[INSTRUCTION]:
Gather all lines from the material that contain the word "points".

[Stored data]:
•••••

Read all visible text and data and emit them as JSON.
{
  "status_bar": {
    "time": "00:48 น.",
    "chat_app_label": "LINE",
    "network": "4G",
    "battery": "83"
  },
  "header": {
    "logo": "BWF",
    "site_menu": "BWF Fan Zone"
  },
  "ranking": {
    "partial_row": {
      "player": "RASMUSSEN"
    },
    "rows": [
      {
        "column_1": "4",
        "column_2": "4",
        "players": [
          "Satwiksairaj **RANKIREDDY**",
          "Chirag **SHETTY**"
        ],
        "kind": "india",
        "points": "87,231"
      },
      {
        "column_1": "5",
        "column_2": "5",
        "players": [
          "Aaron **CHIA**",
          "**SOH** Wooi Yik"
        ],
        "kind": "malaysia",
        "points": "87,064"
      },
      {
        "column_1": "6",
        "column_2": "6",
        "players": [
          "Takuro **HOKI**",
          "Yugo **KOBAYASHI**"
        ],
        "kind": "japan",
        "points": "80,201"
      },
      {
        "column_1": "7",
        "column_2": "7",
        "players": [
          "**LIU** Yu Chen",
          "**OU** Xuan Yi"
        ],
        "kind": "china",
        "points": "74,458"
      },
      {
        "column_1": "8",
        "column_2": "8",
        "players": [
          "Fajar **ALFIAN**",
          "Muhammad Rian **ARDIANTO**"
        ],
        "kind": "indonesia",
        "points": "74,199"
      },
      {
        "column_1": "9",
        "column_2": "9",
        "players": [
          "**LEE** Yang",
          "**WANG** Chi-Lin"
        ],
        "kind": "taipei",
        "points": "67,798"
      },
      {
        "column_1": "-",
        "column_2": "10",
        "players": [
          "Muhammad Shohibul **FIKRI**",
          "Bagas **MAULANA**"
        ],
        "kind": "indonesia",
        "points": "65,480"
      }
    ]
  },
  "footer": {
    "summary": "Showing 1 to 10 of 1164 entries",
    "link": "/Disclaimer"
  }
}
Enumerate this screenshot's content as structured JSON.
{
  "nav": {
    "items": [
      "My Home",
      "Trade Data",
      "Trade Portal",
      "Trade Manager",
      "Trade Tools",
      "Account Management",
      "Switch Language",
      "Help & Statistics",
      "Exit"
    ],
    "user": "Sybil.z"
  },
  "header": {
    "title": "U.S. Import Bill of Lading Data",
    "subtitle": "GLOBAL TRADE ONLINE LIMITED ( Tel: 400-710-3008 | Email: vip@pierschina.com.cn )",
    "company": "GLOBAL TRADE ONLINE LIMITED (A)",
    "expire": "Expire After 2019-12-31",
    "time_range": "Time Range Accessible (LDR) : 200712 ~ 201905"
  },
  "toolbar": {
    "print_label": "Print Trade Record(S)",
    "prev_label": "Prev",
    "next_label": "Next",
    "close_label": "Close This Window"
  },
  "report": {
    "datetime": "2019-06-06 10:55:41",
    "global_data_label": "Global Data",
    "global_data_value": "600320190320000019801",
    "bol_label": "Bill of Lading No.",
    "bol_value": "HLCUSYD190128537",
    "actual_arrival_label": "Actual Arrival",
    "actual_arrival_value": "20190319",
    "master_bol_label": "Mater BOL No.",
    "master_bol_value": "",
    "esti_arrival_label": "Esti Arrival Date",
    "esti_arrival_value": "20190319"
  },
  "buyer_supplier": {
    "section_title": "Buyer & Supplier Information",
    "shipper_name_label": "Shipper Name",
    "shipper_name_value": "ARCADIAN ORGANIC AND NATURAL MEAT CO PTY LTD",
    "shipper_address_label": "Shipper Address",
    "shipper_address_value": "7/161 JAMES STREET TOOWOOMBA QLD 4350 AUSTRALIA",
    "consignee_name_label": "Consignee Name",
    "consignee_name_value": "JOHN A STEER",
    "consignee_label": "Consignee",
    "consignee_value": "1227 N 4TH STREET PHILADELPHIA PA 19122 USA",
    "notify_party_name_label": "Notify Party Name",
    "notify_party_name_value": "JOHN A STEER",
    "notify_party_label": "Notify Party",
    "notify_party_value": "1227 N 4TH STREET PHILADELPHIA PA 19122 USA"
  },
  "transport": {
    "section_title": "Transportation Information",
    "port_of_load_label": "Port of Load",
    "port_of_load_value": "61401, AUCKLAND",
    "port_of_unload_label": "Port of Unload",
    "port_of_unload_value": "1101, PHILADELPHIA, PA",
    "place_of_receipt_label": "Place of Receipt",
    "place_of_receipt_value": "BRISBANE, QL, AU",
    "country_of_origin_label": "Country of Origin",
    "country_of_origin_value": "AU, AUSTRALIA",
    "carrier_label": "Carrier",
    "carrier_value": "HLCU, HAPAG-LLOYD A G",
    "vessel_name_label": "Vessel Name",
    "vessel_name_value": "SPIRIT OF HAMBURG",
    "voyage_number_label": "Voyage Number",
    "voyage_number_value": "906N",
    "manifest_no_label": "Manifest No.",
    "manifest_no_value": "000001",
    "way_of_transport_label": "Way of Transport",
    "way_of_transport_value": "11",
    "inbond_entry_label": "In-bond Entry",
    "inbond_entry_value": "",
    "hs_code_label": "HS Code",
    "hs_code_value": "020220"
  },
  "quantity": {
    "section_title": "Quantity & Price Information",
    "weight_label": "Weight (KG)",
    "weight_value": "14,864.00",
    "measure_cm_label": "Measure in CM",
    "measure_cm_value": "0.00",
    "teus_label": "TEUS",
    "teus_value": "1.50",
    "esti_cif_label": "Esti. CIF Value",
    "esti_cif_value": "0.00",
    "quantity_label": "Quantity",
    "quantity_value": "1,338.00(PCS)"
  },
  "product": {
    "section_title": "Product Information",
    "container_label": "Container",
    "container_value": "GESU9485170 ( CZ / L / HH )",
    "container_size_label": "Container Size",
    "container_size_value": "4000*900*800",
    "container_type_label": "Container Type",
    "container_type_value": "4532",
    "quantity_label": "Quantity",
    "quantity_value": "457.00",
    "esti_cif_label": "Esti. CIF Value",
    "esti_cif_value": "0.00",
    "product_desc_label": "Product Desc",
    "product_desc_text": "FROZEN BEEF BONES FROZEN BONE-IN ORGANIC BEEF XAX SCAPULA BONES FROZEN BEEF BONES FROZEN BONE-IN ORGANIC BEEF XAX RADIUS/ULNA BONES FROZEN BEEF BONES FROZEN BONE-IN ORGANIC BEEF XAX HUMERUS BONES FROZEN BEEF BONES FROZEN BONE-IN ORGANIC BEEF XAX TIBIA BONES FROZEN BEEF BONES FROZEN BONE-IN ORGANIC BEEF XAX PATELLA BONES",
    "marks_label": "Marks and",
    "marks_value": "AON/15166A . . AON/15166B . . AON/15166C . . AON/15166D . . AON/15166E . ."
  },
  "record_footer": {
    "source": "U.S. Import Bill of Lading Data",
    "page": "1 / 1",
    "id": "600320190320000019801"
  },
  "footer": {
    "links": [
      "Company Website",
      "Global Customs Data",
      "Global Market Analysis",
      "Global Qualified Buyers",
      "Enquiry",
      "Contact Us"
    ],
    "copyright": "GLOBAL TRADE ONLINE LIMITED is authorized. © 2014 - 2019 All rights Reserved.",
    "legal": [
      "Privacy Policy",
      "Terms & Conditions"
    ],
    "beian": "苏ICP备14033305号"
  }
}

•••••

[SOLUTION TO THE EXERCISE]:
        "points": "87,231"
        "points": "87,064"
        "points": "80,201"
        "points": "74,458"
        "points": "74,199"
        "points": "67,798"
        "points": "65,480"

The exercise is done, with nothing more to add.